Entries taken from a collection
━━━━━━━━━━━━━━━━━━━━

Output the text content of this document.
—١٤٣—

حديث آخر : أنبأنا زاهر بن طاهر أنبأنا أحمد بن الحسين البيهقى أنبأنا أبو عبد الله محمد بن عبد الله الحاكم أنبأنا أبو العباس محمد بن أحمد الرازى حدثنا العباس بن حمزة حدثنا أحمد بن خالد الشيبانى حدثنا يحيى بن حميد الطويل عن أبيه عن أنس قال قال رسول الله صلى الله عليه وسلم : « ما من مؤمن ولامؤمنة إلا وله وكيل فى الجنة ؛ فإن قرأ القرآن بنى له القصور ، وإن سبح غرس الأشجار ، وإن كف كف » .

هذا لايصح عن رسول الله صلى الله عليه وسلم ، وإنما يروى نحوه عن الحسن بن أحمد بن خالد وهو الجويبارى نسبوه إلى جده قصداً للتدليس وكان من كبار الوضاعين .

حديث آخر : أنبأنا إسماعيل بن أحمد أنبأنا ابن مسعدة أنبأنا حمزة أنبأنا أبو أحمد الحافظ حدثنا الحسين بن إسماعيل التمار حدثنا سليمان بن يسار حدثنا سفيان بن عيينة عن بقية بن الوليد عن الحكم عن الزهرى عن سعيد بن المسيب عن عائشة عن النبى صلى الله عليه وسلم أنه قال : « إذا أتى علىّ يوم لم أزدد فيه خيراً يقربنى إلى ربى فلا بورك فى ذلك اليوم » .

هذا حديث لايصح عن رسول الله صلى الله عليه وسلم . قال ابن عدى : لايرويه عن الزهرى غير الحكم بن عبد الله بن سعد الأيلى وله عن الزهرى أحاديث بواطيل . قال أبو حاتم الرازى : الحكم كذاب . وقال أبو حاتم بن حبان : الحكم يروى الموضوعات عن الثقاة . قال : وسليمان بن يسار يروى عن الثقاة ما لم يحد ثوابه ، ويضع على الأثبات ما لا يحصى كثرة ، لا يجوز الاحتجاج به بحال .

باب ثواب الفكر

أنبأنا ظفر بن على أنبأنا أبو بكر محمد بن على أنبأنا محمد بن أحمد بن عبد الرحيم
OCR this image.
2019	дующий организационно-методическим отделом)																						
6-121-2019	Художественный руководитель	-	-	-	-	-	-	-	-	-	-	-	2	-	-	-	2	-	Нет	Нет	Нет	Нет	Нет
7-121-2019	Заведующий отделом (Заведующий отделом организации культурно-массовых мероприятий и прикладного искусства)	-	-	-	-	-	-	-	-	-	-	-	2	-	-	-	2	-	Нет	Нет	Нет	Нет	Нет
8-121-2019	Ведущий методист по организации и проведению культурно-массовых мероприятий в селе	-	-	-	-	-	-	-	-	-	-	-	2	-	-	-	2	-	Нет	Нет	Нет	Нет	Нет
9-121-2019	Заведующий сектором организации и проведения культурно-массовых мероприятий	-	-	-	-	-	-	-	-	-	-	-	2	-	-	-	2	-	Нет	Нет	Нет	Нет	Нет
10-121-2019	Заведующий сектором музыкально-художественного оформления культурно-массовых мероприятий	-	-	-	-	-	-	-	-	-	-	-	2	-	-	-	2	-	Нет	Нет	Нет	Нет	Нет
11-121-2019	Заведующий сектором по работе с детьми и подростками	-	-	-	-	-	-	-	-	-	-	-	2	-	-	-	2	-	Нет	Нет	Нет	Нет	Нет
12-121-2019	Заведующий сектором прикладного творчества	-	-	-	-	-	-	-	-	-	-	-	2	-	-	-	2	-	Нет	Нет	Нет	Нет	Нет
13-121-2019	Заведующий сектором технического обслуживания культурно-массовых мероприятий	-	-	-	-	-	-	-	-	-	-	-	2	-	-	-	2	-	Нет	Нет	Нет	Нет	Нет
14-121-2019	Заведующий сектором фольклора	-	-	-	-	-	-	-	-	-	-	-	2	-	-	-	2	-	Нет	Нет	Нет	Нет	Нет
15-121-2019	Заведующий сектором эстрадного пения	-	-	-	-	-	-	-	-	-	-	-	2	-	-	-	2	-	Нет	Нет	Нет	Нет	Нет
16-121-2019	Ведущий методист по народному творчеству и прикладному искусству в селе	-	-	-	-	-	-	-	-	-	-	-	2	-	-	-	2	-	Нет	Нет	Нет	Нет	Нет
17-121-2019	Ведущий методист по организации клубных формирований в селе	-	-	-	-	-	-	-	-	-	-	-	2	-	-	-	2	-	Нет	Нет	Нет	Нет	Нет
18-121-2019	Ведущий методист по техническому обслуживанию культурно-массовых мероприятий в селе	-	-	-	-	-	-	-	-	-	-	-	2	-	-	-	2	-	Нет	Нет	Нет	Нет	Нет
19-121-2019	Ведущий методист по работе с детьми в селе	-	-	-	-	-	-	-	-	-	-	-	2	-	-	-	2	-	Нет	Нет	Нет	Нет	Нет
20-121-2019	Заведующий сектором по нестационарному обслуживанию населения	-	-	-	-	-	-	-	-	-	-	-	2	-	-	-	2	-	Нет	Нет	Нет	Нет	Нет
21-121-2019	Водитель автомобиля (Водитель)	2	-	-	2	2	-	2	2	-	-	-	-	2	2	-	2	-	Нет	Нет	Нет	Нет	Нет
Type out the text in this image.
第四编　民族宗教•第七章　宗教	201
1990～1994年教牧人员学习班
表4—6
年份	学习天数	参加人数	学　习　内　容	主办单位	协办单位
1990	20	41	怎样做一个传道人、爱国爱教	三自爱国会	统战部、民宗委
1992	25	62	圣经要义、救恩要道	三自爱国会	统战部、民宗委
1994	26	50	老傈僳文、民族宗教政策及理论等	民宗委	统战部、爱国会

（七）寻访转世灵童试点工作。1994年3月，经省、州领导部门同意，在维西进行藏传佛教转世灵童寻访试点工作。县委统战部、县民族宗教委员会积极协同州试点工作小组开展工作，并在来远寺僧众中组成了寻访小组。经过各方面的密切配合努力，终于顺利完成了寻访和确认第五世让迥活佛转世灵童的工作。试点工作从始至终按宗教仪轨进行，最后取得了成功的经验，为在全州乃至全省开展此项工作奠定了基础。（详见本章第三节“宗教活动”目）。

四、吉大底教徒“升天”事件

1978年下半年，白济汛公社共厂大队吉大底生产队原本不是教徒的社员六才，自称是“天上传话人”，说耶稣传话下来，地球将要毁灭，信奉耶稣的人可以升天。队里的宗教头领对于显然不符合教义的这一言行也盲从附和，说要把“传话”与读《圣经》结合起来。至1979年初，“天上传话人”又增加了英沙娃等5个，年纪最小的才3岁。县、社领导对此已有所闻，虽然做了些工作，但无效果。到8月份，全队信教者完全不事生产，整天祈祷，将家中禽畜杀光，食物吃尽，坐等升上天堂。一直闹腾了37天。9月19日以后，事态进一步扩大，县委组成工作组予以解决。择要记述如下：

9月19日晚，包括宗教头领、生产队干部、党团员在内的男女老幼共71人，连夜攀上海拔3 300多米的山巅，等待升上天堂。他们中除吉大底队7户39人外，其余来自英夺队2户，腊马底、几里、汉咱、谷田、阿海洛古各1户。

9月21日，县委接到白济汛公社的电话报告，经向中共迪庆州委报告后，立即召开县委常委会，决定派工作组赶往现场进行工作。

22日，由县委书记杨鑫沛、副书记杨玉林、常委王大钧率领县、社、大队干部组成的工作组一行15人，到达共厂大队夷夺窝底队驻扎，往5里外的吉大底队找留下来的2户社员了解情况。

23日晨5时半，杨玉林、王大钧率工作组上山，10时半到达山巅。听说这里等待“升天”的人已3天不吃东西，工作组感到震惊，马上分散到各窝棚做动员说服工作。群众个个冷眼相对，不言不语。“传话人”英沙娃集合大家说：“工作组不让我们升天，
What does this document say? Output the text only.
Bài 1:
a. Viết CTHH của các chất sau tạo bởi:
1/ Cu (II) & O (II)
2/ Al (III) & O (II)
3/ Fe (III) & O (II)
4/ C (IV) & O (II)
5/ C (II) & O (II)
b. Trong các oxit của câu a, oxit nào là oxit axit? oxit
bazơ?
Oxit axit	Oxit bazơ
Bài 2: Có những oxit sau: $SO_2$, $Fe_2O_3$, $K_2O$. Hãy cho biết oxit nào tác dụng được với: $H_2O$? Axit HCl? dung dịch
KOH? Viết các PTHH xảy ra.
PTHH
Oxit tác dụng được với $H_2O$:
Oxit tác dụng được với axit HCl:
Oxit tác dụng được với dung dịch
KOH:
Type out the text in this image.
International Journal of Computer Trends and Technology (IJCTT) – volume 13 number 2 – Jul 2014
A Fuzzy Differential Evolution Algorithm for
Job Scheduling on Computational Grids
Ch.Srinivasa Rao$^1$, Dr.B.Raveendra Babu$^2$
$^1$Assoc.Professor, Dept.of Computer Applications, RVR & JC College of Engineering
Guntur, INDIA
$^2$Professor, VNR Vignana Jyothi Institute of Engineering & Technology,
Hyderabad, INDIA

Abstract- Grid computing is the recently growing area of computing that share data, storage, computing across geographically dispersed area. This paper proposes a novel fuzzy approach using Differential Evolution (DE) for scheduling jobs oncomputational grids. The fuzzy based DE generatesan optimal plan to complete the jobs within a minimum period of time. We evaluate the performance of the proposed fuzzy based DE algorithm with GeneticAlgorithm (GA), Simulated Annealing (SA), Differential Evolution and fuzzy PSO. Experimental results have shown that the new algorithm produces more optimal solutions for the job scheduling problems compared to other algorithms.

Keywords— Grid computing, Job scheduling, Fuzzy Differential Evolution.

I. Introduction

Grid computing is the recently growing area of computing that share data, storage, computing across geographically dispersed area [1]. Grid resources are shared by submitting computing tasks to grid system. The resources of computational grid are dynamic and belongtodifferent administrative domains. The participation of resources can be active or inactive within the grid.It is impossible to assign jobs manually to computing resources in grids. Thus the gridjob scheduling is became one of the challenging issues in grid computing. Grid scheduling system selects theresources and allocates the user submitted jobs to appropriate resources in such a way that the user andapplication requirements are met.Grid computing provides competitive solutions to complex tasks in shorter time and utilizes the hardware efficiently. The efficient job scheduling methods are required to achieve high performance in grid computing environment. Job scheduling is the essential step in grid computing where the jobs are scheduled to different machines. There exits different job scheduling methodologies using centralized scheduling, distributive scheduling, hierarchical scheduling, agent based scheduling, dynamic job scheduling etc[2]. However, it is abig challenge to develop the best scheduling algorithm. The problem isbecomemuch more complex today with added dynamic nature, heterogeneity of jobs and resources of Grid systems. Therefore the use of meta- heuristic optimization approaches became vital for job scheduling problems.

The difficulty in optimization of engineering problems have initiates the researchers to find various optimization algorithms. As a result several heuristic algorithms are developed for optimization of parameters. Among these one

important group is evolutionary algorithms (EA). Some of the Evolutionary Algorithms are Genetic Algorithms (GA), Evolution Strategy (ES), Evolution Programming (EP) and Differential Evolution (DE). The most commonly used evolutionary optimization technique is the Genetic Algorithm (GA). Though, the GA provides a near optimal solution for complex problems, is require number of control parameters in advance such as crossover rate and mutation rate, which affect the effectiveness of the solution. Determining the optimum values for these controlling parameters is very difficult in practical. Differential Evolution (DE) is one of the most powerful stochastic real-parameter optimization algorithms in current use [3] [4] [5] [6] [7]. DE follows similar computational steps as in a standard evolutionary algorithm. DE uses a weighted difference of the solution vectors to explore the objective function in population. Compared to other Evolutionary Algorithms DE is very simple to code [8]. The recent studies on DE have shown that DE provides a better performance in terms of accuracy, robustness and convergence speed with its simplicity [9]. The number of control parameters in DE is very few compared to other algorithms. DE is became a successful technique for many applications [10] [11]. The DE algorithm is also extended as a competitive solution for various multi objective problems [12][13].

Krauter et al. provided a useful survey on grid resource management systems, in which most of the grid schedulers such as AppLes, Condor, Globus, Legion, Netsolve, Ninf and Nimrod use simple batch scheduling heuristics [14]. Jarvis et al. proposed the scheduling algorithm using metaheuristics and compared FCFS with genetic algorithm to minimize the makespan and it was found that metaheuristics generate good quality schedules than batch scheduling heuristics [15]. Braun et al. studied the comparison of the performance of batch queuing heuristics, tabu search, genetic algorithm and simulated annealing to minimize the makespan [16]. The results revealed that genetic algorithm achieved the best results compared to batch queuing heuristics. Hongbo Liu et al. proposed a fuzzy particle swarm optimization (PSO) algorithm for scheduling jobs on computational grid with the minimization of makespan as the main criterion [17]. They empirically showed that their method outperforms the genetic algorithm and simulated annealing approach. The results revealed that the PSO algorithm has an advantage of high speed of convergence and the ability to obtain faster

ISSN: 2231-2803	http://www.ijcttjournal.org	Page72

━━━━━━━━━━━━━━━━━━━━

• _Exercise brief_
List the lines of the records where "Output" occurs.

• _Result of the exercise_
Output the text content of this document.
What does this document say? Output the text only.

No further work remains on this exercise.